Set task: Show all lines holding "Proactive".

Stored records
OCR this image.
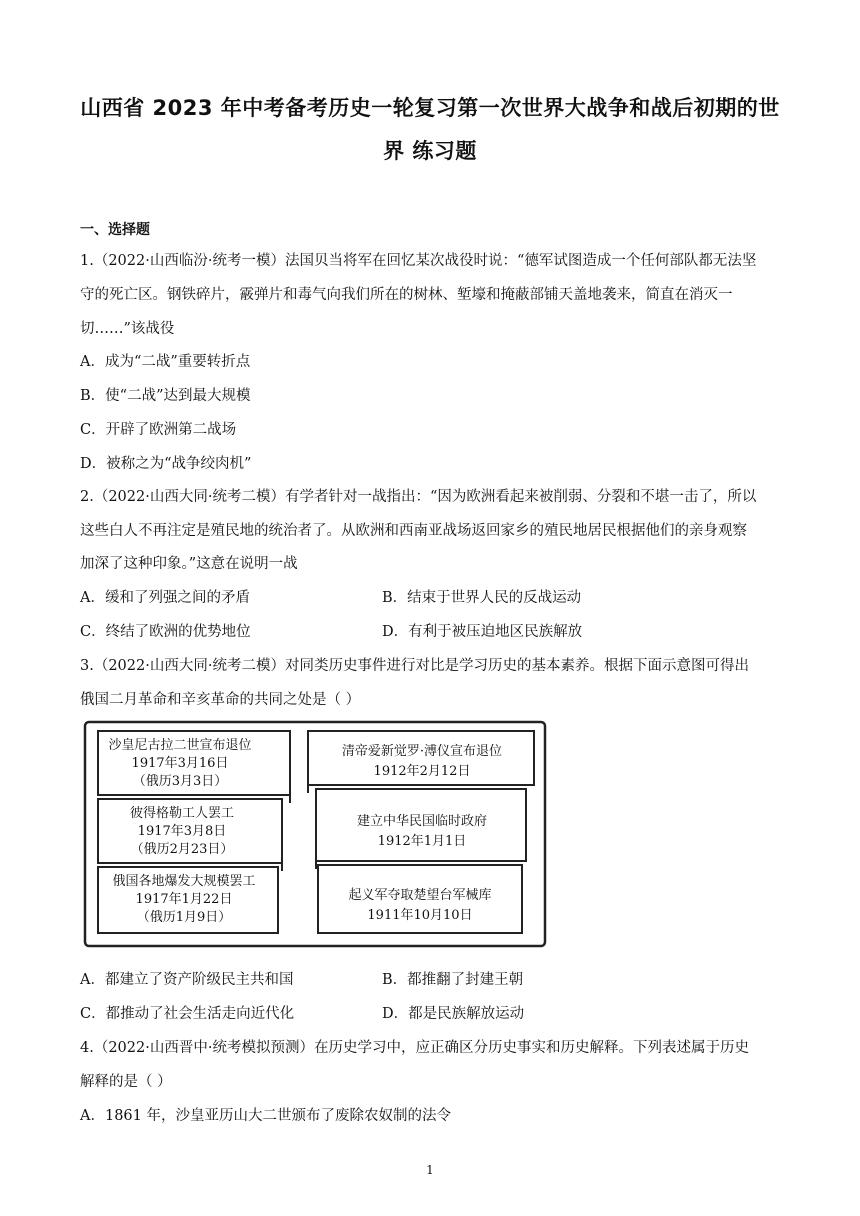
山西省 2023 年中考备考历史一轮复习第一次世界大战争和战后初期的世
界 练习题
一、选择题
1.（2022·山西临汾·统考一模）法国贝当将军在回忆某次战役时说：“德军试图造成一个任何部队都无法坚
守的死亡区。钢铁碎片，霰弹片和毒气向我们所在的树林、堑壕和掩蔽部铺天盖地袭来，简直在消灭一
切……”该战役
A．成为“二战”重要转折点
B．使“二战”达到最大规模
C．开辟了欧洲第二战场
D．被称之为“战争绞肉机”
2.（2022·山西大同·统考二模）有学者针对一战指出：“因为欧洲看起来被削弱、分裂和不堪一击了，所以
这些白人不再注定是殖民地的统治者了。从欧洲和西南亚战场返回家乡的殖民地居民根据他们的亲身观察
加深了这种印象。”这意在说明一战
A．缓和了列强之间的矛盾	B．结束于世界人民的反战运动
C．终结了欧洲的优势地位	D．有利于被压迫地区民族解放
3.（2022·山西大同·统考二模）对同类历史事件进行对比是学习历史的基本素养。根据下面示意图可得出
俄国二月革命和辛亥革命的共同之处是（ ）
沙皇尼古拉二世宣布退位
1917年3月16日
（俄历3月3日）
彼得格勒工人罢工
1917年3月8日
（俄历2月23日）
俄国各地爆发大规模罢工
1917年1月22日
（俄历1月9日）
清帝爱新觉罗·溥仪宣布退位
1912年2月12日
建立中华民国临时政府
1912年1月1日
起义军夺取楚望台军械库
1911年10月10日
A．都建立了资产阶级民主共和国	B．都推翻了封建王朝
C．都推动了社会生活走向近代化	D．都是民族解放运动
4.（2022·山西晋中·统考模拟预测）在历史学习中，应正确区分历史事实和历史解释。下列表述属于历史
解释的是（ ）
A．1861 年，沙皇亚历山大二世颁布了废除农奴制的法令
1
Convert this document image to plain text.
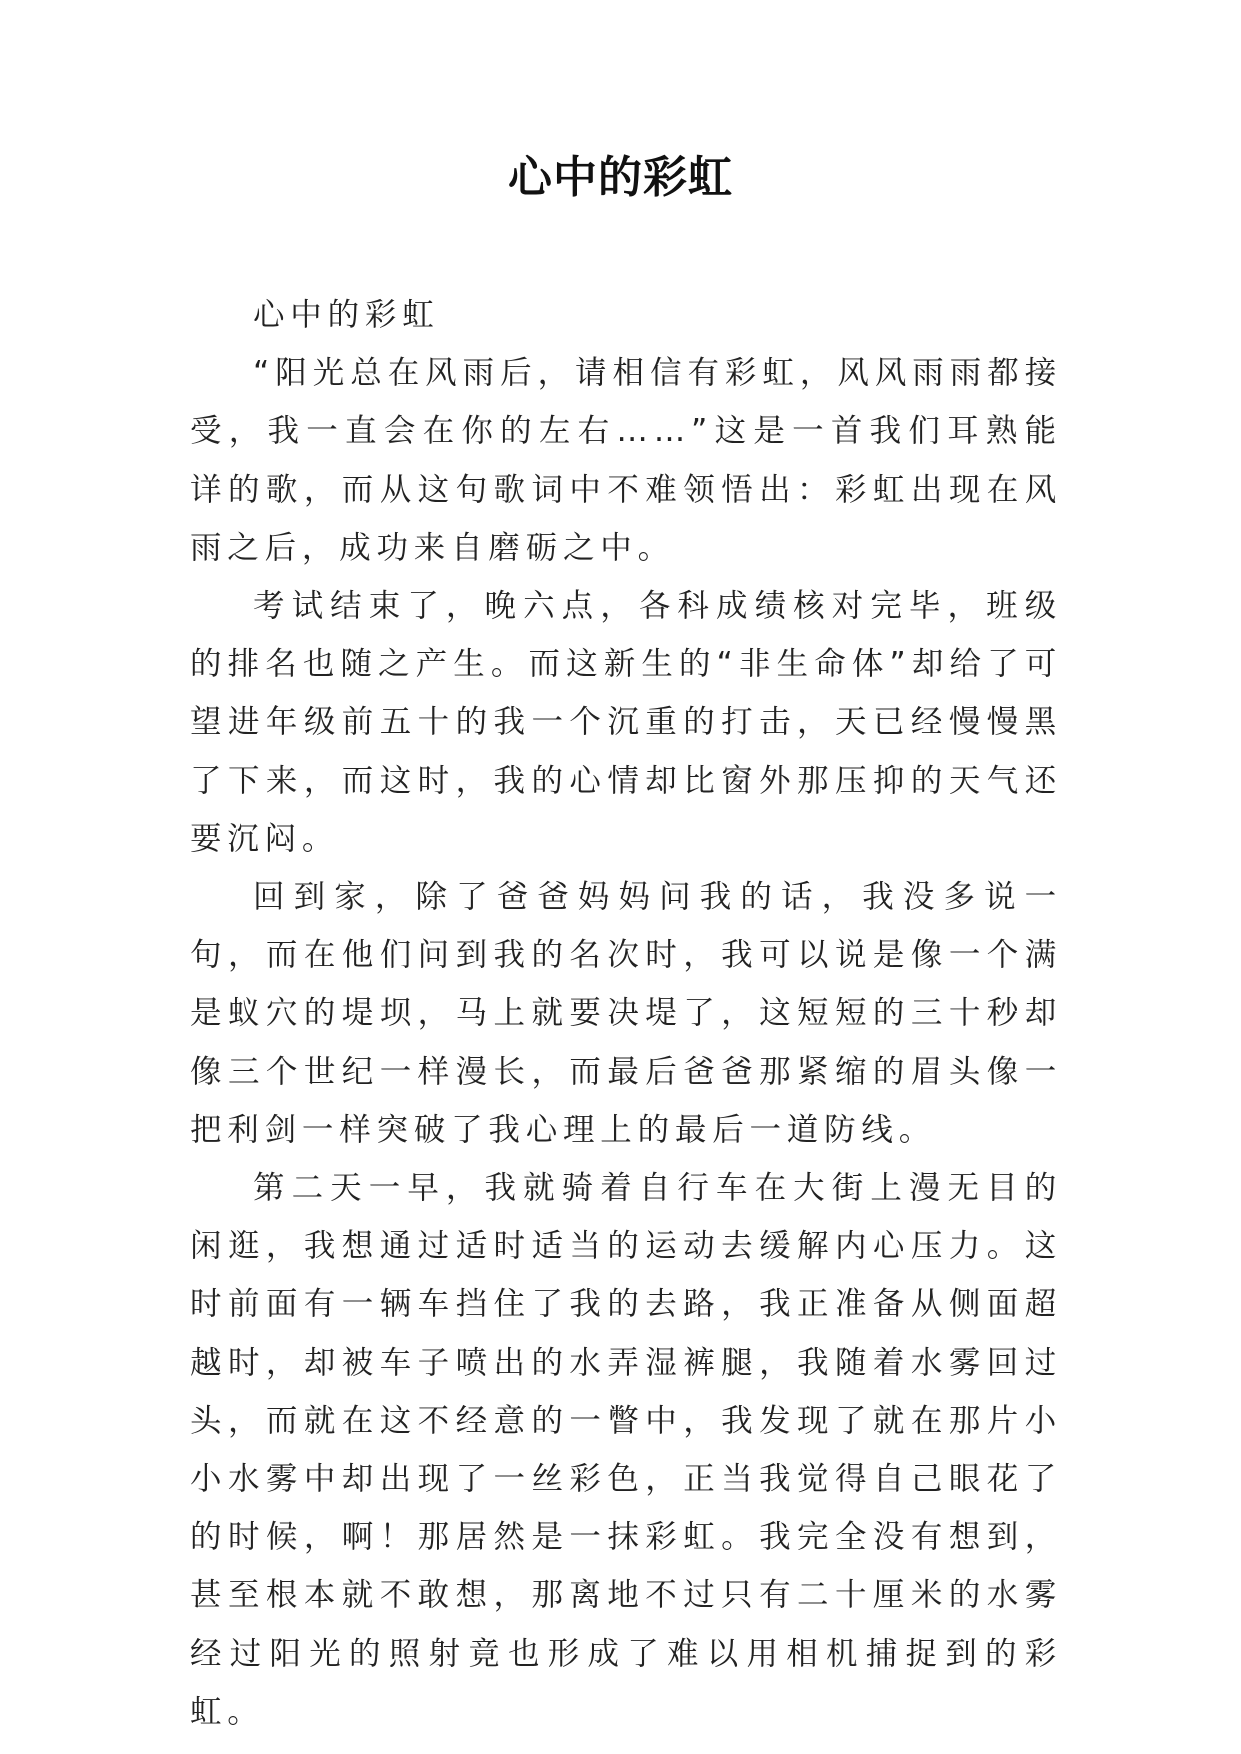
心中的彩虹

心中的彩虹

“阳光总在风雨后，请相信有彩虹，风风雨雨都接受，我一直会在你的左右……”这是一首我们耳熟能详的歌，而从这句歌词中不难领悟出：彩虹出现在风雨之后，成功来自磨砺之中。

考试结束了，晚六点，各科成绩核对完毕，班级的排名也随之产生。而这新生的“非生命体”却给了可望进年级前五十的我一个沉重的打击，天已经慢慢黑了下来，而这时，我的心情却比窗外那压抑的天气还要沉闷。

回到家，除了爸爸妈妈问我的话，我没多说一句，而在他们问到我的名次时，我可以说是像一个满是蚁穴的堤坝，马上就要决堤了，这短短的三十秒却像三个世纪一样漫长，而最后爸爸那紧缩的眉头像一把利剑一样突破了我心理上的最后一道防线。

第二天一早，我就骑着自行车在大街上漫无目的闲逛，我想通过适时适当的运动去缓解内心压力。这时前面有一辆车挡住了我的去路，我正准备从侧面超越时，却被车子喷出的水弄湿裤腿，我随着水雾回过头，而就在这不经意的一瞥中，我发现了就在那片小小水雾中却出现了一丝彩色，正当我觉得自己眼花了的时候，啊！那居然是一抹彩虹。我完全没有想到，甚至根本就不敢想，那离地不过只有二十厘米的水雾经过阳光的照射竟也形成了难以用相机捕捉到的彩虹。
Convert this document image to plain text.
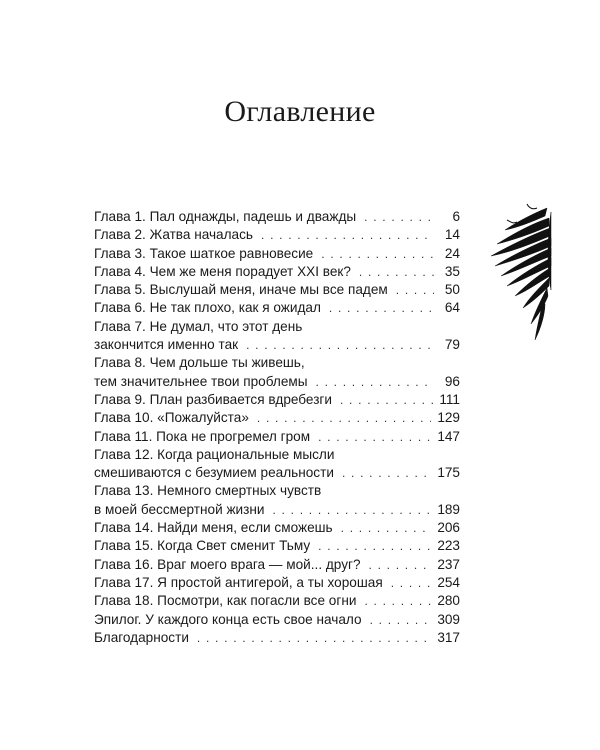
Оглавление
Глава 1. Пал однажды, падешь и дважды . . .	6
Глава 2. Жатва началась . . .	14
Глава 3. Такое шаткое равновесие . . .	24
Глава 4. Чем же меня порадует XXI век? . . .	35
Глава 5. Выслушай меня, иначе мы все падем . . .	50
Глава 6. Не так плохо, как я ожидал . . .	64
Глава 7. Не думал, что этот день
закончится именно так . . .	79
Глава 8. Чем дольше ты живешь,
тем значительнее твои проблемы . . .	96
Глава 9. План разбивается вдребезги . . .	111
Глава 10. «Пожалуйста» . . .	129
Глава 11. Пока не прогремел гром . . .	147
Глава 12. Когда рациональные мысли
смешиваются с безумием реальности . . .	175
Глава 13. Немного смертных чувств
в моей бессмертной жизни . . .	189
Глава 14. Найди меня, если сможешь . . .	206
Глава 15. Когда Свет сменит Тьму . . .	223
Глава 16. Враг моего врага — мой... друг? . . .	237
Глава 17. Я простой антигерой, а ты хорошая . . .	254
Глава 18. Посмотри, как погасли все огни . . .	280
Эпилог. У каждого конца есть свое начало . . .	309
Благодарности . . .	317
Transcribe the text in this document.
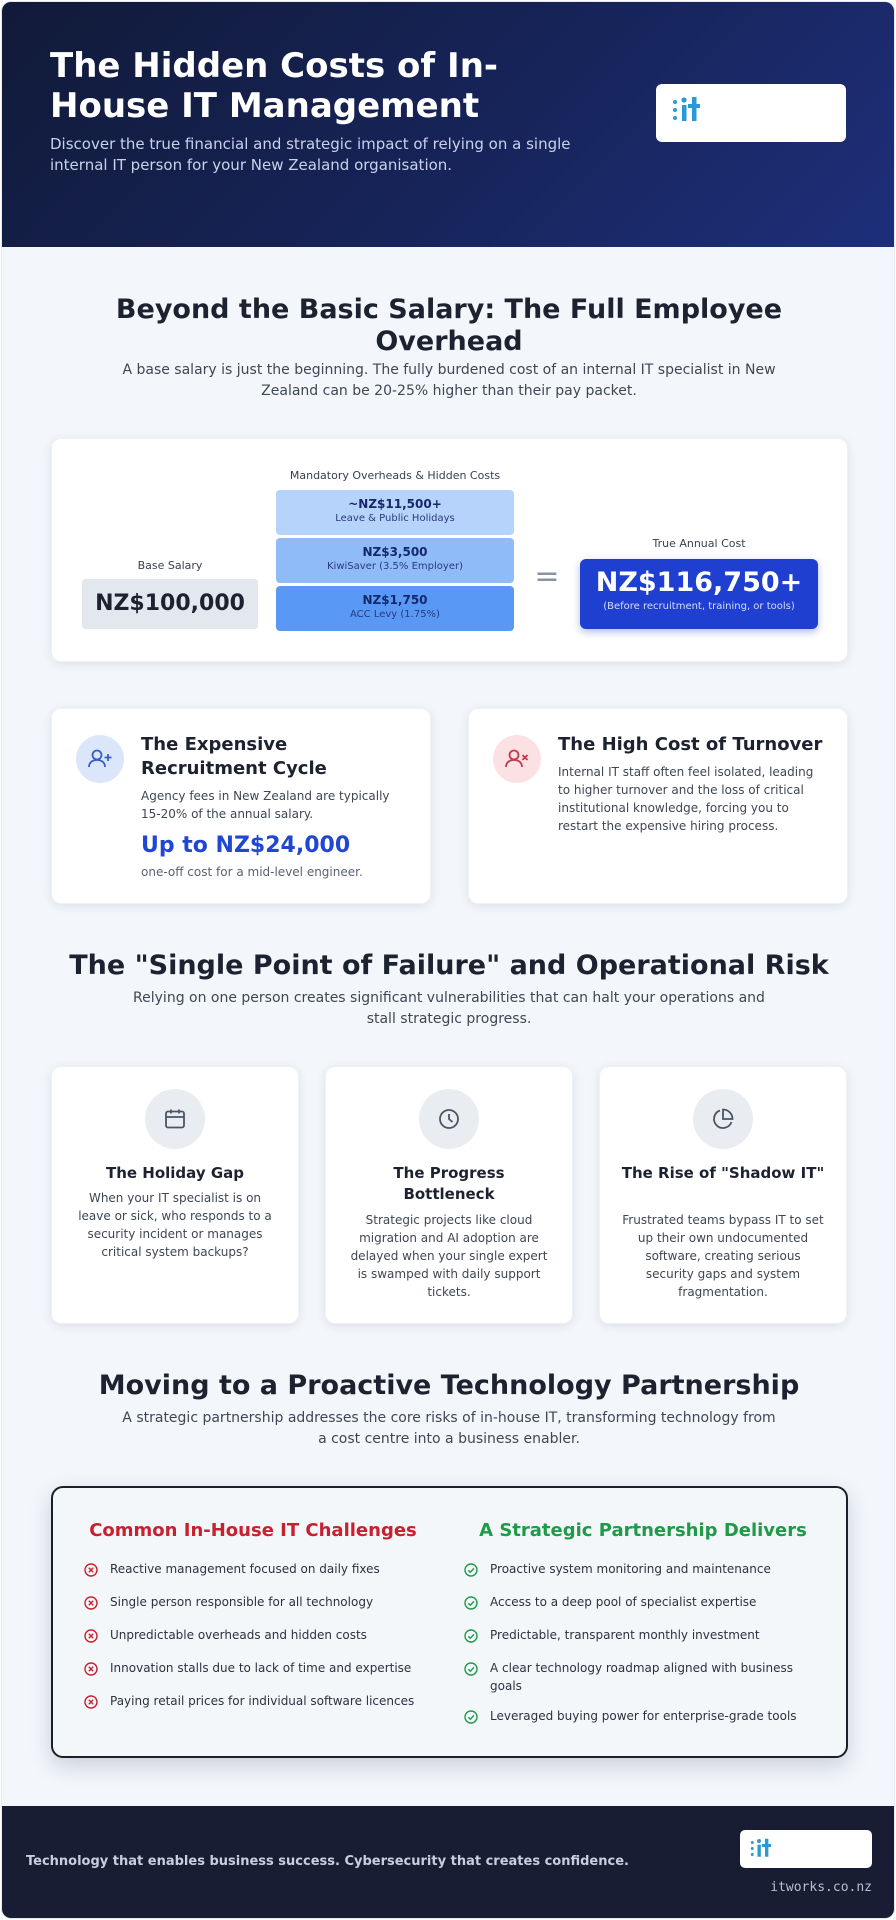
The Hidden Costs of In-House IT Management
Discover the true financial and strategic impact of relying on a single internal IT person for your New Zealand organisation.
Beyond the Basic Salary: The Full Employee Overhead
A base salary is just the beginning. The fully burdened cost of an internal IT specialist in New Zealand can be 20-25% higher than their pay packet.
Mandatory Overheads & Hidden Costs
Base Salary
NZ$100,000
~NZ$11,500+
Leave & Public Holidays
NZ$3,500
KiwiSaver (3.5% Employer)
NZ$1,750
ACC Levy (1.75%)
=
True Annual Cost
NZ$116,750+
(Before recruitment, training, or tools)
The Expensive Recruitment Cycle
Agency fees in New Zealand are typically 15-20% of the annual salary.
Up to NZ$24,000
one-off cost for a mid-level engineer.
The High Cost of Turnover
Internal IT staff often feel isolated, leading to higher turnover and the loss of critical institutional knowledge, forcing you to restart the expensive hiring process.
The "Single Point of Failure" and Operational Risk
Relying on one person creates significant vulnerabilities that can halt your operations and stall strategic progress.
The Holiday Gap
When your IT specialist is on leave or sick, who responds to a security incident or manages critical system backups?
The Progress Bottleneck
Strategic projects like cloud migration and AI adoption are delayed when your single expert is swamped with daily support tickets.
The Rise of "Shadow IT"
Frustrated teams bypass IT to set up their own undocumented software, creating serious security gaps and system fragmentation.
Moving to a Proactive Technology Partnership
A strategic partnership addresses the core risks of in-house IT, transforming technology from a cost centre into a business enabler.
Common In-House IT Challenges	A Strategic Partnership Delivers
Reactive management focused on daily fixes
Single person responsible for all technology
Unpredictable overheads and hidden costs
Innovation stalls due to lack of time and expertise
Paying retail prices for individual software licences
Proactive system monitoring and maintenance
Access to a deep pool of specialist expertise
Predictable, transparent monthly investment
A clear technology roadmap aligned with business goals
Leveraged buying power for enterprise-grade tools
Technology that enables business success. Cybersecurity that creates confidence.
itworks.co.nz
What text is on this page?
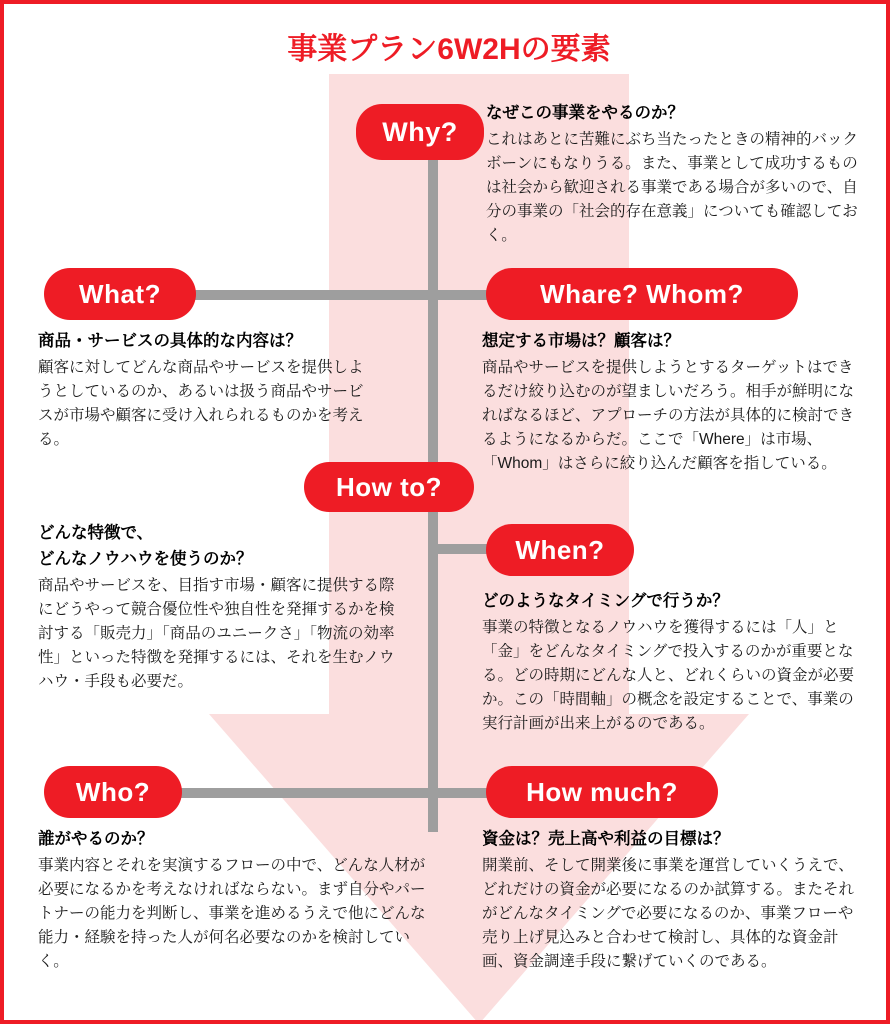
事業プラン6W2Hの要素
Why?
なぜこの事業をやるのか？
これはあとに苦難にぶち当たったときの精神的バックボーンにもなりうる。また、事業として成功するものは社会から歓迎される事業である場合が多いので、自分の事業の「社会的存在意義」についても確認しておく。
What?
商品・サービスの具体的な内容は？
顧客に対してどんな商品やサービスを提供しようとしているのか、あるいは扱う商品やサービスが市場や顧客に受け入れられるものかを考える。
Whare? Whom?
想定する市場は？顧客は？
商品やサービスを提供しようとするターゲットはできるだけ絞り込むのが望ましいだろう。相手が鮮明になればなるほど、アプローチの方法が具体的に検討できるようになるからだ。ここで「Where」は市場、「Whom」はさらに絞り込んだ顧客を指している。
How to?
どんな特徴で、
どんなノウハウを使うのか？
商品やサービスを、目指す市場・顧客に提供する際にどうやって競合優位性や独自性を発揮するかを検討する「販売力」「商品のユニークさ」「物流の効率性」といった特徴を発揮するには、それを生むノウハウ・手段も必要だ。
When?
どのようなタイミングで行うか？
事業の特徴となるノウハウを獲得するには「人」と「金」をどんなタイミングで投入するのかが重要となる。どの時期にどんな人と、どれくらいの資金が必要か。この「時間軸」の概念を設定することで、事業の実行計画が出来上がるのである。
Who?
誰がやるのか？
事業内容とそれを実演するフローの中で、どんな人材が必要になるかを考えなければならない。まず自分やパートナーの能力を判断し、事業を進めるうえで他にどんな能力・経験を持った人が何名必要なのかを検討していく。
How much?
資金は？売上高や利益の目標は？
開業前、そして開業後に事業を運営していくうえで、どれだけの資金が必要になるのか試算する。またそれがどんなタイミングで必要になるのか、事業フローや売り上げ見込みと合わせて検討し、具体的な資金計画、資金調達手段に繋げていくのである。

Correct answer:
Moving to a Proactive Technology Partnership
Proactive system monitoring and maintenance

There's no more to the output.